=== INPUT MATERIAL ===
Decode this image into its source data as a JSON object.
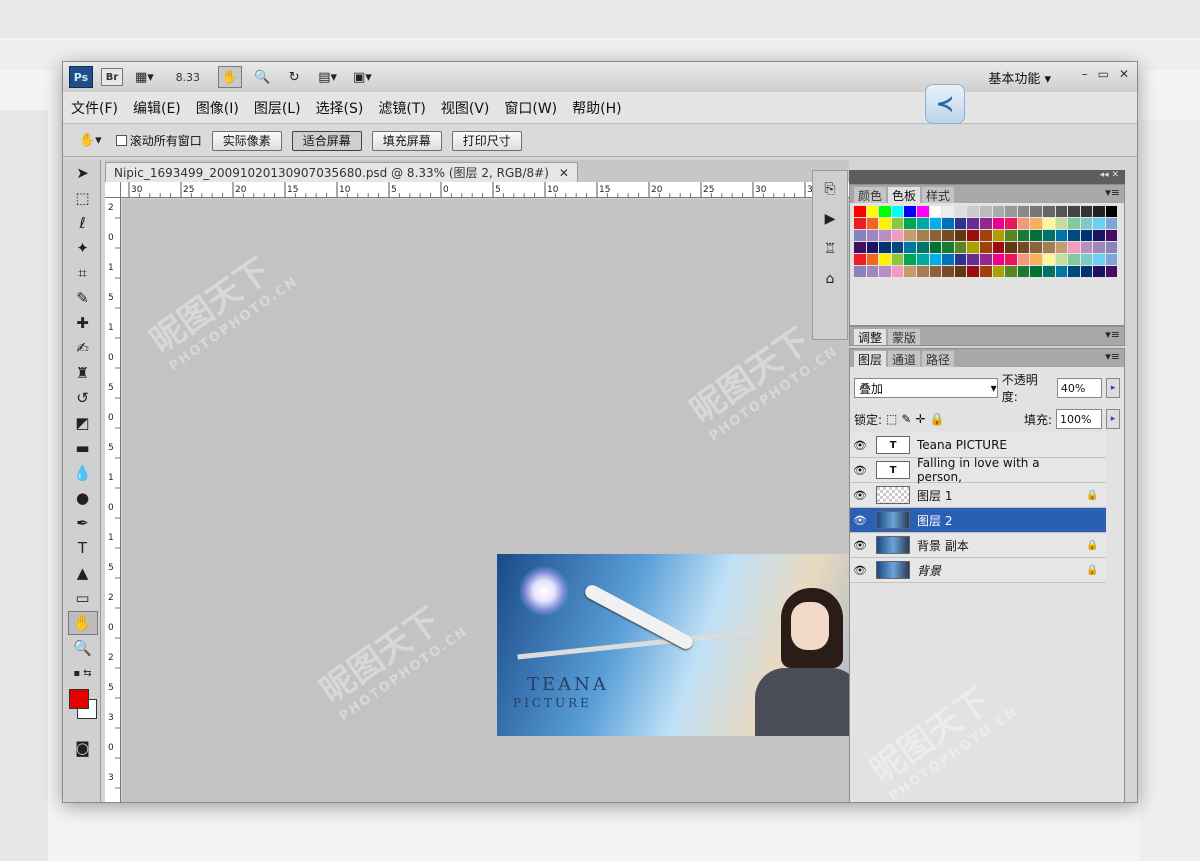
{
  "app": {
    "ps_logo": "Ps",
    "br_logo": "Br",
    "zoom": "8.33",
    "workspace": "基本功能",
    "win_min": "–",
    "win_restore": "▭",
    "win_close": "✕"
  },
  "menu": [
    "文件(F)",
    "编辑(E)",
    "图像(I)",
    "图层(L)",
    "选择(S)",
    "滤镜(T)",
    "视图(V)",
    "窗口(W)",
    "帮助(H)"
  ],
  "options": {
    "scroll_all": "滚动所有窗口",
    "actual_pixels": "实际像素",
    "fit_screen": "适合屏幕",
    "fill_screen": "填充屏幕",
    "print_size": "打印尺寸"
  },
  "document": {
    "tab_title": "Nipic_1693499_20091020130907035680.psd @ 8.33% (图层 2, RGB/8#)",
    "tab_close": "✕",
    "ruler_h": [
      "30",
      "25",
      "20",
      "15",
      "10",
      "5",
      "0",
      "5",
      "10",
      "15",
      "20",
      "25",
      "30",
      "3"
    ],
    "ruler_v": [
      "2",
      "0",
      "1",
      "5",
      "1",
      "0",
      "5",
      "0",
      "5",
      "1",
      "0",
      "1",
      "5",
      "2",
      "0",
      "2",
      "5",
      "3",
      "0",
      "3"
    ],
    "image_text_1": "TEANA",
    "image_text_2": "PICTURE"
  },
  "panels": {
    "top_tabs": [
      "颜色",
      "色板",
      "样式"
    ],
    "adjust_tabs": [
      "调整",
      "蒙版"
    ],
    "layer_tabs": [
      "图层",
      "通道",
      "路径"
    ],
    "blend_mode": "叠加",
    "opacity_label": "不透明度:",
    "opacity_value": "40%",
    "lock_label": "锁定:",
    "fill_label": "填充:",
    "fill_value": "100%",
    "layers": [
      {
        "name": "Teana  PICTURE",
        "type": "text",
        "thumb_label": "T"
      },
      {
        "name": "Falling in love with a person,",
        "type": "text",
        "thumb_label": "T"
      },
      {
        "name": "图层 1",
        "type": "transparent",
        "thumb_label": ""
      },
      {
        "name": "图层 2",
        "type": "image",
        "thumb_label": ""
      },
      {
        "name": "背景 副本",
        "type": "image",
        "thumb_label": ""
      },
      {
        "name": "背景",
        "type": "image",
        "thumb_label": ""
      }
    ]
  },
  "colors": {
    "foreground": "#e60000",
    "background": "#ffffff",
    "selection": "#2b5fb3"
  }
}
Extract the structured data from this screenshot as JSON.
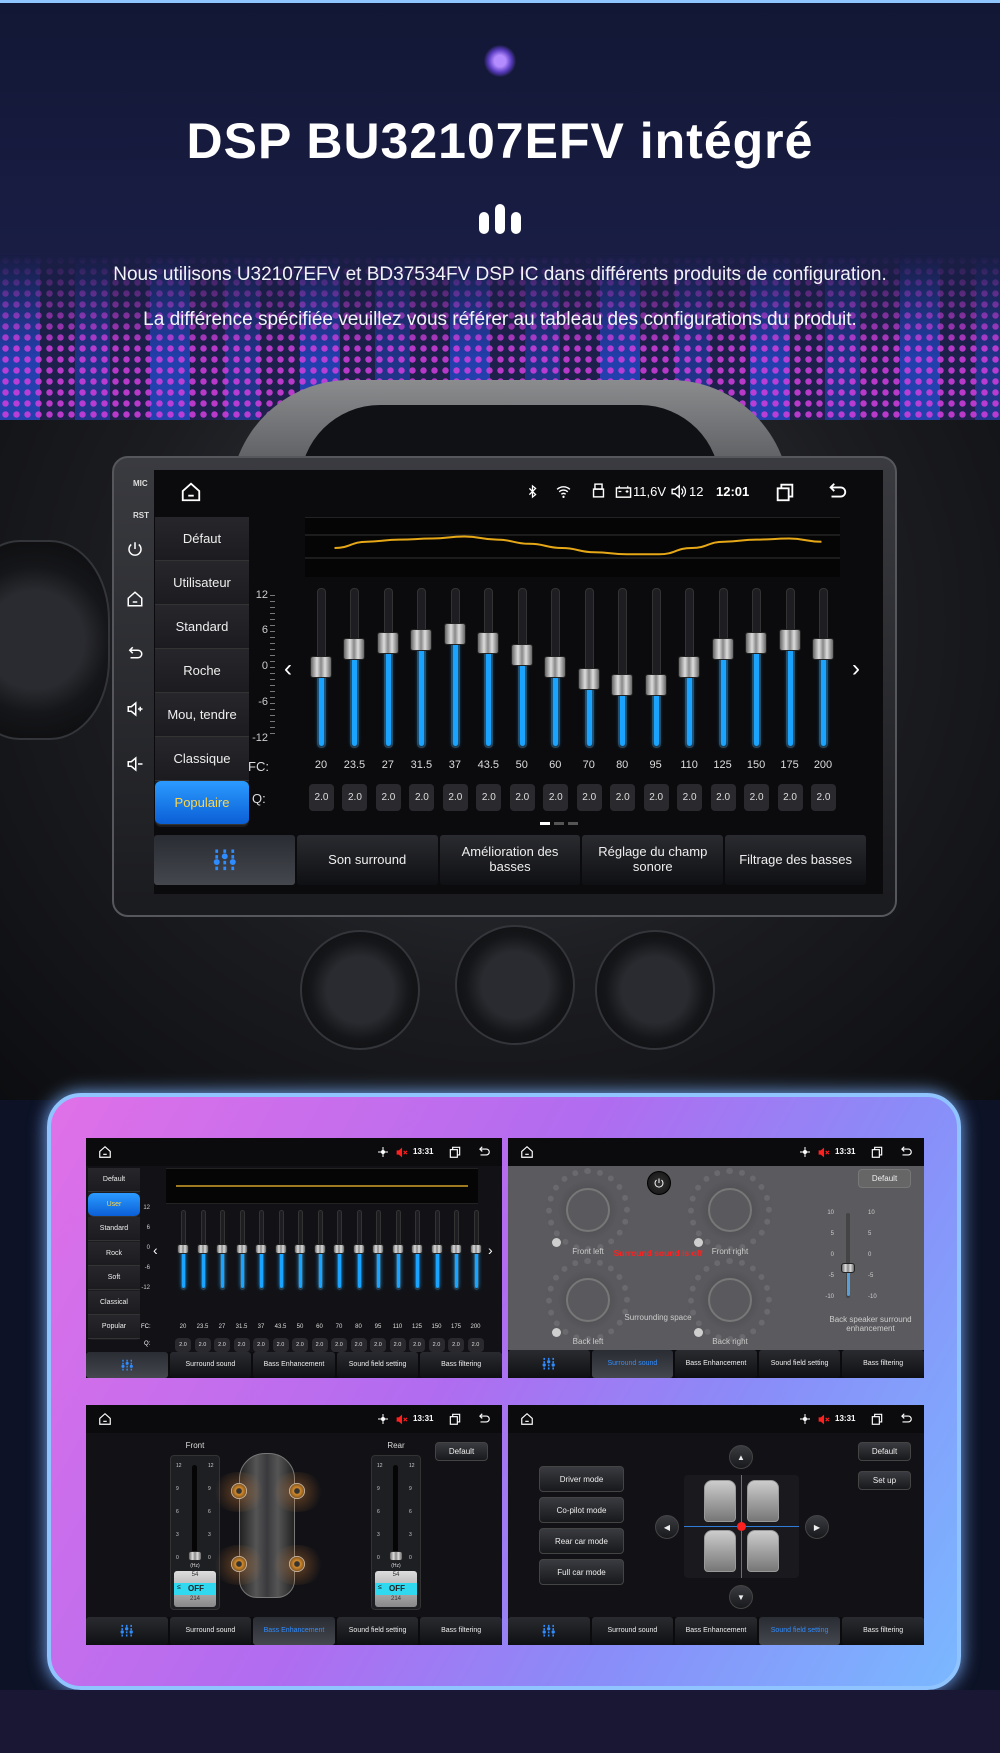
{
  "header": {
    "title": "DSP BU32107EFV intégré",
    "subtitle_line1": "Nous utilisons U32107EFV et BD37534FV DSP IC dans différents produits de configuration.",
    "subtitle_line2": "La différence spécifiée veuillez vous référer au tableau des configurations du produit."
  },
  "colors": {
    "accent_blue": "#1aa3ff",
    "curve_yellow": "#e6a817",
    "active_text": "#ffd54a",
    "mute_red": "#ff2020",
    "frame_gradient": [
      "#e070e8",
      "#b06cf0",
      "#7ab8ff"
    ]
  },
  "main_screen": {
    "side_buttons": {
      "mic": "MIC",
      "rst": "RST",
      "icons": [
        "power-icon",
        "home-icon",
        "back-icon",
        "volume-up-icon",
        "volume-down-icon"
      ]
    },
    "status": {
      "voltage": "11,6V",
      "volume": "12",
      "time": "12:01",
      "icons": [
        "home-icon",
        "bluetooth-icon",
        "wifi-icon",
        "usb-icon",
        "battery-icon",
        "speaker-icon",
        "recent-apps-icon",
        "back-icon"
      ]
    },
    "presets": [
      {
        "label": "Défaut",
        "active": false
      },
      {
        "label": "Utilisateur",
        "active": false
      },
      {
        "label": "Standard",
        "active": false
      },
      {
        "label": "Roche",
        "active": false
      },
      {
        "label": "Mou, tendre",
        "active": false
      },
      {
        "label": "Classique",
        "active": false
      },
      {
        "label": "Populaire",
        "active": true
      }
    ],
    "eq": {
      "y_ticks": [
        "12",
        "6",
        "0",
        "-6",
        "-12"
      ],
      "gain_range_db": [
        -12,
        12
      ],
      "fc_label": "FC:",
      "q_label": "Q:",
      "bands": [
        {
          "fc": "20",
          "q": "2.0",
          "gain_db": 0
        },
        {
          "fc": "23.5",
          "q": "2.0",
          "gain_db": 3
        },
        {
          "fc": "27",
          "q": "2.0",
          "gain_db": 4
        },
        {
          "fc": "31.5",
          "q": "2.0",
          "gain_db": 4.5
        },
        {
          "fc": "37",
          "q": "2.0",
          "gain_db": 5.5
        },
        {
          "fc": "43.5",
          "q": "2.0",
          "gain_db": 4
        },
        {
          "fc": "50",
          "q": "2.0",
          "gain_db": 2
        },
        {
          "fc": "60",
          "q": "2.0",
          "gain_db": 0
        },
        {
          "fc": "70",
          "q": "2.0",
          "gain_db": -2
        },
        {
          "fc": "80",
          "q": "2.0",
          "gain_db": -3
        },
        {
          "fc": "95",
          "q": "2.0",
          "gain_db": -3
        },
        {
          "fc": "110",
          "q": "2.0",
          "gain_db": 0
        },
        {
          "fc": "125",
          "q": "2.0",
          "gain_db": 3
        },
        {
          "fc": "150",
          "q": "2.0",
          "gain_db": 4
        },
        {
          "fc": "175",
          "q": "2.0",
          "gain_db": 4.5
        },
        {
          "fc": "200",
          "q": "2.0",
          "gain_db": 3
        }
      ],
      "page": 1,
      "pages": 3
    },
    "tabs": [
      "",
      "Son surround",
      "Amélioration des basses",
      "Réglage du champ sonore",
      "Filtrage des basses"
    ],
    "active_tab": 0
  },
  "panels": {
    "time": "13:31",
    "tabs": [
      "",
      "Surround sound",
      "Bass Enhancement",
      "Sound field setting",
      "Bass filtering"
    ],
    "equalizer": {
      "active_tab": 0,
      "presets": [
        {
          "label": "Default",
          "active": false
        },
        {
          "label": "User",
          "active": true
        },
        {
          "label": "Standard",
          "active": false
        },
        {
          "label": "Rock",
          "active": false
        },
        {
          "label": "Soft",
          "active": false
        },
        {
          "label": "Classical",
          "active": false
        },
        {
          "label": "Popular",
          "active": false
        }
      ],
      "y_ticks": [
        "12",
        "6",
        "0",
        "-6",
        "-12"
      ],
      "fc_label": "FC:",
      "q_label": "Q:",
      "fc": [
        "20",
        "23.5",
        "27",
        "31.5",
        "37",
        "43.5",
        "50",
        "60",
        "70",
        "80",
        "95",
        "110",
        "125",
        "150",
        "175",
        "200"
      ],
      "q": "2.0",
      "gain_db": 0
    },
    "surround": {
      "active_tab": 1,
      "default_label": "Default",
      "status": "Surround sound is off",
      "dials": [
        "Front left",
        "Front right",
        "Back left",
        "Back right"
      ],
      "space_label": "Surrounding space",
      "scale": [
        "10",
        "5",
        "0",
        "-5",
        "-10"
      ],
      "enhancement_label": "Back speaker surround enhancement",
      "enhancement_level": -3
    },
    "bass": {
      "active_tab": 2,
      "front_label": "Front",
      "rear_label": "Rear",
      "default_label": "Default",
      "scale": [
        "12",
        "9",
        "6",
        "3",
        "0"
      ],
      "unit": "(Hz)",
      "picker": {
        "above": "54",
        "selected": "OFF",
        "below": "214",
        "prefix": "≤"
      },
      "level": 0
    },
    "sound_field": {
      "active_tab": 3,
      "modes": [
        "Driver mode",
        "Co-pilot mode",
        "Rear car mode",
        "Full car mode"
      ],
      "default_label": "Default",
      "setup_label": "Set up"
    }
  }
}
===
◆ WHAT TO PRODUCE ◆
Omit the pictures. Transcribe every record exactly.

◆ TASK SOLUTION ◆
Decode this image into its source data as a JSON object.
{
  "app": {
    "ps_logo": "Ps",
    "br_logo": "Br",
    "zoom": "8.33",
    "workspace": "基本功能",
    "win_min": "–",
    "win_restore": "▭",
    "win_close": "✕"
  },
  "menu": [
    "文件(F)",
    "编辑(E)",
    "图像(I)",
    "图层(L)",
    "选择(S)",
    "滤镜(T)",
    "视图(V)",
    "窗口(W)",
    "帮助(H)"
  ],
  "options": {
    "scroll_all": "滚动所有窗口",
    "actual_pixels": "实际像素",
    "fit_screen": "适合屏幕",
    "fill_screen": "填充屏幕",
    "print_size": "打印尺寸"
  },
  "document": {
    "tab_title": "Nipic_1693499_20091020130907035680.psd @ 8.33% (图层 2, RGB/8#)",
    "tab_close": "✕",
    "ruler_h": [
      "30",
      "25",
      "20",
      "15",
      "10",
      "5",
      "0",
      "5",
      "10",
      "15",
      "20",
      "25",
      "30",
      "3"
    ],
    "ruler_v": [
      "2",
      "0",
      "1",
      "5",
      "1",
      "0",
      "5",
      "0",
      "5",
      "1",
      "0",
      "1",
      "5",
      "2",
      "0",
      "2",
      "5",
      "3",
      "0",
      "3"
    ],
    "image_text_1": "TEANA",
    "image_text_2": "PICTURE"
  },
  "panels": {
    "top_tabs": [
      "颜色",
      "色板",
      "样式"
    ],
    "adjust_tabs": [
      "调整",
      "蒙版"
    ],
    "layer_tabs": [
      "图层",
      "通道",
      "路径"
    ],
    "blend_mode": "叠加",
    "opacity_label": "不透明度:",
    "opacity_value": "40%",
    "lock_label": "锁定:",
    "fill_label": "填充:",
    "fill_value": "100%",
    "layers": [
      {
        "name": "Teana  PICTURE",
        "type": "text",
        "thumb_label": "T"
      },
      {
        "name": "Falling in love with a person,",
        "type": "text",
        "thumb_label": "T"
      },
      {
        "name": "图层 1",
        "type": "transparent",
        "thumb_label": ""
      },
      {
        "name": "图层 2",
        "type": "image",
        "thumb_label": ""
      },
      {
        "name": "背景 副本",
        "type": "image",
        "thumb_label": ""
      },
      {
        "name": "背景",
        "type": "image",
        "thumb_label": ""
      }
    ]
  },
  "colors": {
    "foreground": "#e60000",
    "background": "#ffffff",
    "selection": "#2b5fb3"
  }
}
Extract the structured data from this screenshot as JSON.
{
  "header": {
    "title": "DSP BU32107EFV intégré",
    "subtitle_line1": "Nous utilisons U32107EFV et BD37534FV DSP IC dans différents produits de configuration.",
    "subtitle_line2": "La différence spécifiée veuillez vous référer au tableau des configurations du produit."
  },
  "colors": {
    "accent_blue": "#1aa3ff",
    "curve_yellow": "#e6a817",
    "active_text": "#ffd54a",
    "mute_red": "#ff2020",
    "frame_gradient": [
      "#e070e8",
      "#b06cf0",
      "#7ab8ff"
    ]
  },
  "main_screen": {
    "side_buttons": {
      "mic": "MIC",
      "rst": "RST",
      "icons": [
        "power-icon",
        "home-icon",
        "back-icon",
        "volume-up-icon",
        "volume-down-icon"
      ]
    },
    "status": {
      "voltage": "11,6V",
      "volume": "12",
      "time": "12:01",
      "icons": [
        "home-icon",
        "bluetooth-icon",
        "wifi-icon",
        "usb-icon",
        "battery-icon",
        "speaker-icon",
        "recent-apps-icon",
        "back-icon"
      ]
    },
    "presets": [
      {
        "label": "Défaut",
        "active": false
      },
      {
        "label": "Utilisateur",
        "active": false
      },
      {
        "label": "Standard",
        "active": false
      },
      {
        "label": "Roche",
        "active": false
      },
      {
        "label": "Mou, tendre",
        "active": false
      },
      {
        "label": "Classique",
        "active": false
      },
      {
        "label": "Populaire",
        "active": true
      }
    ],
    "eq": {
      "y_ticks": [
        "12",
        "6",
        "0",
        "-6",
        "-12"
      ],
      "gain_range_db": [
        -12,
        12
      ],
      "fc_label": "FC:",
      "q_label": "Q:",
      "bands": [
        {
          "fc": "20",
          "q": "2.0",
          "gain_db": 0
        },
        {
          "fc": "23.5",
          "q": "2.0",
          "gain_db": 3
        },
        {
          "fc": "27",
          "q": "2.0",
          "gain_db": 4
        },
        {
          "fc": "31.5",
          "q": "2.0",
          "gain_db": 4.5
        },
        {
          "fc": "37",
          "q": "2.0",
          "gain_db": 5.5
        },
        {
          "fc": "43.5",
          "q": "2.0",
          "gain_db": 4
        },
        {
          "fc": "50",
          "q": "2.0",
          "gain_db": 2
        },
        {
          "fc": "60",
          "q": "2.0",
          "gain_db": 0
        },
        {
          "fc": "70",
          "q": "2.0",
          "gain_db": -2
        },
        {
          "fc": "80",
          "q": "2.0",
          "gain_db": -3
        },
        {
          "fc": "95",
          "q": "2.0",
          "gain_db": -3
        },
        {
          "fc": "110",
          "q": "2.0",
          "gain_db": 0
        },
        {
          "fc": "125",
          "q": "2.0",
          "gain_db": 3
        },
        {
          "fc": "150",
          "q": "2.0",
          "gain_db": 4
        },
        {
          "fc": "175",
          "q": "2.0",
          "gain_db": 4.5
        },
        {
          "fc": "200",
          "q": "2.0",
          "gain_db": 3
        }
      ],
      "page": 1,
      "pages": 3
    },
    "tabs": [
      "",
      "Son surround",
      "Amélioration des basses",
      "Réglage du champ sonore",
      "Filtrage des basses"
    ],
    "active_tab": 0
  },
  "panels": {
    "time": "13:31",
    "tabs": [
      "",
      "Surround sound",
      "Bass Enhancement",
      "Sound field setting",
      "Bass filtering"
    ],
    "equalizer": {
      "active_tab": 0,
      "presets": [
        {
          "label": "Default",
          "active": false
        },
        {
          "label": "User",
          "active": true
        },
        {
          "label": "Standard",
          "active": false
        },
        {
          "label": "Rock",
          "active": false
        },
        {
          "label": "Soft",
          "active": false
        },
        {
          "label": "Classical",
          "active": false
        },
        {
          "label": "Popular",
          "active": false
        }
      ],
      "y_ticks": [
        "12",
        "6",
        "0",
        "-6",
        "-12"
      ],
      "fc_label": "FC:",
      "q_label": "Q:",
      "fc": [
        "20",
        "23.5",
        "27",
        "31.5",
        "37",
        "43.5",
        "50",
        "60",
        "70",
        "80",
        "95",
        "110",
        "125",
        "150",
        "175",
        "200"
      ],
      "q": "2.0",
      "gain_db": 0
    },
    "surround": {
      "active_tab": 1,
      "default_label": "Default",
      "status": "Surround sound is off",
      "dials": [
        "Front left",
        "Front right",
        "Back left",
        "Back right"
      ],
      "space_label": "Surrounding space",
      "scale": [
        "10",
        "5",
        "0",
        "-5",
        "-10"
      ],
      "enhancement_label": "Back speaker surround enhancement",
      "enhancement_level": -3
    },
    "bass": {
      "active_tab": 2,
      "front_label": "Front",
      "rear_label": "Rear",
      "default_label": "Default",
      "scale": [
        "12",
        "9",
        "6",
        "3",
        "0"
      ],
      "unit": "(Hz)",
      "picker": {
        "above": "54",
        "selected": "OFF",
        "below": "214",
        "prefix": "≤"
      },
      "level": 0
    },
    "sound_field": {
      "active_tab": 3,
      "modes": [
        "Driver mode",
        "Co-pilot mode",
        "Rear car mode",
        "Full car mode"
      ],
      "default_label": "Default",
      "setup_label": "Set up"
    }
  }
}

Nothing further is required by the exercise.